* **WHAT THE TASK ASKS**
Every line below should be repeated exactly.

* **INPUT DATA**
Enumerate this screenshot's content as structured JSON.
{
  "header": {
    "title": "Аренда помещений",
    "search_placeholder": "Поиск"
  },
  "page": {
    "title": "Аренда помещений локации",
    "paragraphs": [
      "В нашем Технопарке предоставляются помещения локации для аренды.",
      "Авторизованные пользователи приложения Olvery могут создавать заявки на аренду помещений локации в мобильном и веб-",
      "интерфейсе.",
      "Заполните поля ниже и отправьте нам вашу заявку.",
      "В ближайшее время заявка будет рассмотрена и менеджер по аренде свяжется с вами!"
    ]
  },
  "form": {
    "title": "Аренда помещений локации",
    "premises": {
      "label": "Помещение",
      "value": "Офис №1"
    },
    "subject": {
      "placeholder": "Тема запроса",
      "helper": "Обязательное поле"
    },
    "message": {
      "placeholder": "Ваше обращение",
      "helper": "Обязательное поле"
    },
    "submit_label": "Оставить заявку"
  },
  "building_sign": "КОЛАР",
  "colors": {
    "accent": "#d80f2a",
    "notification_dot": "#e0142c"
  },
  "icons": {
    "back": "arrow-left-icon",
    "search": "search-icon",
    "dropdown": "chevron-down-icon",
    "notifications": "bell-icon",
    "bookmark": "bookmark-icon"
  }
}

* **RESULT FOR THIS EXERCISE**
Enumerate this screenshot's content as structured JSON.
{
  "header": {
    "title": "Аренда помещений",
    "search_placeholder": "Поиск"
  },
  "page": {
    "title": "Аренда помещений локации",
    "paragraphs": [
      "В нашем Технопарке предоставляются помещения локации для аренды.",
      "Авторизованные пользователи приложения Olvery могут создавать заявки на аренду помещений локации в мобильном и веб-",
      "интерфейсе.",
      "Заполните поля ниже и отправьте нам вашу заявку.",
      "В ближайшее время заявка будет рассмотрена и менеджер по аренде свяжется с вами!"
    ]
  },
  "form": {
    "title": "Аренда помещений локации",
    "premises": {
      "label": "Помещение",
      "value": "Офис №1"
    },
    "subject": {
      "placeholder": "Тема запроса",
      "helper": "Обязательное поле"
    },
    "message": {
      "placeholder": "Ваше обращение",
      "helper": "Обязательное поле"
    },
    "submit_label": "Оставить заявку"
  },
  "building_sign": "КОЛАР",
  "colors": {
    "accent": "#d80f2a",
    "notification_dot": "#e0142c"
  },
  "icons": {
    "back": "arrow-left-icon",
    "search": "search-icon",
    "dropdown": "chevron-down-icon",
    "notifications": "bell-icon",
    "bookmark": "bookmark-icon"
  }
}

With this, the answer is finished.